- Stated problem
Reproduce each line of the listing exactly.

- Dataset extract
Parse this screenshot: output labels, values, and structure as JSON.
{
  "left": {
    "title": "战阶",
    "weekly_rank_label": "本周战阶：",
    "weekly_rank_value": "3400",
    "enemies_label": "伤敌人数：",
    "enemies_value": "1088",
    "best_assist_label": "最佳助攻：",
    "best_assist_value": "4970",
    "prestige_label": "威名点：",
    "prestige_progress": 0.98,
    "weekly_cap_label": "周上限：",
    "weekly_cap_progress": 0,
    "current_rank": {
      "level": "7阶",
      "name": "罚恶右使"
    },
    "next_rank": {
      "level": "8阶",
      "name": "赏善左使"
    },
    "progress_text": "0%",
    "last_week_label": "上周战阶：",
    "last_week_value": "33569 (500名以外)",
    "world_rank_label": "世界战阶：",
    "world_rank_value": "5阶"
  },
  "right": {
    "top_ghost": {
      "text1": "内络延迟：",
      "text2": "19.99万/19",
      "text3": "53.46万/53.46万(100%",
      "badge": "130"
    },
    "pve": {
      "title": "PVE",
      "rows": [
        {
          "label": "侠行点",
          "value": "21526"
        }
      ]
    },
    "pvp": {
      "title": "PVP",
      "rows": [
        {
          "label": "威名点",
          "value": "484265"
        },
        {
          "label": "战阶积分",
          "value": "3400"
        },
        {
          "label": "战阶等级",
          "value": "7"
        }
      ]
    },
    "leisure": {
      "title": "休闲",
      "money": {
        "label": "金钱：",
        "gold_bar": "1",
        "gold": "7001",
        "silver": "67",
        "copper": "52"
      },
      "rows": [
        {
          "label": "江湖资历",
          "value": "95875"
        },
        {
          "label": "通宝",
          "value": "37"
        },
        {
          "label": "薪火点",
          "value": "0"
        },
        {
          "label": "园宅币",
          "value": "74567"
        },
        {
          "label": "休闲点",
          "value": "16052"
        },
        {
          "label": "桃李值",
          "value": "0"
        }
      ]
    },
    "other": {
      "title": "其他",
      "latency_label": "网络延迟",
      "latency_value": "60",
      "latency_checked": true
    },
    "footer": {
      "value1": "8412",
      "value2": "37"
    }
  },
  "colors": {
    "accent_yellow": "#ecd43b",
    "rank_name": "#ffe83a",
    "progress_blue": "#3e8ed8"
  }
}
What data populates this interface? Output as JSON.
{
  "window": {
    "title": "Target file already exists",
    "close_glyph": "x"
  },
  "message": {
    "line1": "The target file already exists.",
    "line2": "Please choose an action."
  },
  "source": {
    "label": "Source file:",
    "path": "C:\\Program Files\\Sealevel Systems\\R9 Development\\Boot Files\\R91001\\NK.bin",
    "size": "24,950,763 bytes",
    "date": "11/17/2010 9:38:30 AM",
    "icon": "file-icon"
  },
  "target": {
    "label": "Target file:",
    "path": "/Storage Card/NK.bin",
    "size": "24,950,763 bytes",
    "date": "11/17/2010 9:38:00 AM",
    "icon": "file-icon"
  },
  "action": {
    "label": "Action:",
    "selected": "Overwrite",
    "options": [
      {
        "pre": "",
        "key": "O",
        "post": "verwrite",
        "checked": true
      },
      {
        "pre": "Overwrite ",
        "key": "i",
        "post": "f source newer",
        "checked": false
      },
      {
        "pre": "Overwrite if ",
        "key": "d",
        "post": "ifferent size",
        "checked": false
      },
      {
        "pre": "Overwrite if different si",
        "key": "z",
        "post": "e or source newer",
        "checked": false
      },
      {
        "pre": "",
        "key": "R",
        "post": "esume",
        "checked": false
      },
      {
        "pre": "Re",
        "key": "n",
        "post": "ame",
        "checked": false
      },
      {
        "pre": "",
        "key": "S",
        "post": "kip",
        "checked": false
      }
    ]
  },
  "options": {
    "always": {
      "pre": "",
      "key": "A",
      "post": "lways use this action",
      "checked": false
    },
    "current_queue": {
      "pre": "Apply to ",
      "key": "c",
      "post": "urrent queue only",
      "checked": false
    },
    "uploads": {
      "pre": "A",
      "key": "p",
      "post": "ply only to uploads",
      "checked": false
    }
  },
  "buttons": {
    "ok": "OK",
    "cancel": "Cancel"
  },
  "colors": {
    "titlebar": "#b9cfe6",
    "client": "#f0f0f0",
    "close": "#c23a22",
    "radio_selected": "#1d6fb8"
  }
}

- Finished task
Parse this screenshot: output labels, values, and structure as JSON.
{
  "left": {
    "title": "战阶",
    "weekly_rank_label": "本周战阶：",
    "weekly_rank_value": "3400",
    "enemies_label": "伤敌人数：",
    "enemies_value": "1088",
    "best_assist_label": "最佳助攻：",
    "best_assist_value": "4970",
    "prestige_label": "威名点：",
    "prestige_progress": 0.98,
    "weekly_cap_label": "周上限：",
    "weekly_cap_progress": 0,
    "current_rank": {
      "level": "7阶",
      "name": "罚恶右使"
    },
    "next_rank": {
      "level": "8阶",
      "name": "赏善左使"
    },
    "progress_text": "0%",
    "last_week_label": "上周战阶：",
    "last_week_value": "33569 (500名以外)",
    "world_rank_label": "世界战阶：",
    "world_rank_value": "5阶"
  },
  "right": {
    "top_ghost": {
      "text1": "内络延迟：",
      "text2": "19.99万/19",
      "text3": "53.46万/53.46万(100%",
      "badge": "130"
    },
    "pve": {
      "title": "PVE",
      "rows": [
        {
          "label": "侠行点",
          "value": "21526"
        }
      ]
    },
    "pvp": {
      "title": "PVP",
      "rows": [
        {
          "label": "威名点",
          "value": "484265"
        },
        {
          "label": "战阶积分",
          "value": "3400"
        },
        {
          "label": "战阶等级",
          "value": "7"
        }
      ]
    },
    "leisure": {
      "title": "休闲",
      "money": {
        "label": "金钱：",
        "gold_bar": "1",
        "gold": "7001",
        "silver": "67",
        "copper": "52"
      },
      "rows": [
        {
          "label": "江湖资历",
          "value": "95875"
        },
        {
          "label": "通宝",
          "value": "37"
        },
        {
          "label": "薪火点",
          "value": "0"
        },
        {
          "label": "园宅币",
          "value": "74567"
        },
        {
          "label": "休闲点",
          "value": "16052"
        },
        {
          "label": "桃李值",
          "value": "0"
        }
      ]
    },
    "other": {
      "title": "其他",
      "latency_label": "网络延迟",
      "latency_value": "60",
      "latency_checked": true
    },
    "footer": {
      "value1": "8412",
      "value2": "37"
    }
  },
  "colors": {
    "accent_yellow": "#ecd43b",
    "rank_name": "#ffe83a",
    "progress_blue": "#3e8ed8"
  }
}
What data populates this interface? Output as JSON.
{
  "window": {
    "title": "Target file already exists",
    "close_glyph": "x"
  },
  "message": {
    "line1": "The target file already exists.",
    "line2": "Please choose an action."
  },
  "source": {
    "label": "Source file:",
    "path": "C:\\Program Files\\Sealevel Systems\\R9 Development\\Boot Files\\R91001\\NK.bin",
    "size": "24,950,763 bytes",
    "date": "11/17/2010 9:38:30 AM",
    "icon": "file-icon"
  },
  "target": {
    "label": "Target file:",
    "path": "/Storage Card/NK.bin",
    "size": "24,950,763 bytes",
    "date": "11/17/2010 9:38:00 AM",
    "icon": "file-icon"
  },
  "action": {
    "label": "Action:",
    "selected": "Overwrite",
    "options": [
      {
        "pre": "",
        "key": "O",
        "post": "verwrite",
        "checked": true
      },
      {
        "pre": "Overwrite ",
        "key": "i",
        "post": "f source newer",
        "checked": false
      },
      {
        "pre": "Overwrite if ",
        "key": "d",
        "post": "ifferent size",
        "checked": false
      },
      {
        "pre": "Overwrite if different si",
        "key": "z",
        "post": "e or source newer",
        "checked": false
      },
      {
        "pre": "",
        "key": "R",
        "post": "esume",
        "checked": false
      },
      {
        "pre": "Re",
        "key": "n",
        "post": "ame",
        "checked": false
      },
      {
        "pre": "",
        "key": "S",
        "post": "kip",
        "checked": false
      }
    ]
  },
  "options": {
    "always": {
      "pre": "",
      "key": "A",
      "post": "lways use this action",
      "checked": false
    },
    "current_queue": {
      "pre": "Apply to ",
      "key": "c",
      "post": "urrent queue only",
      "checked": false
    },
    "uploads": {
      "pre": "A",
      "key": "p",
      "post": "ply only to uploads",
      "checked": false
    }
  },
  "buttons": {
    "ok": "OK",
    "cancel": "Cancel"
  },
  "colors": {
    "titlebar": "#b9cfe6",
    "client": "#f0f0f0",
    "close": "#c23a22",
    "radio_selected": "#1d6fb8"
  }
}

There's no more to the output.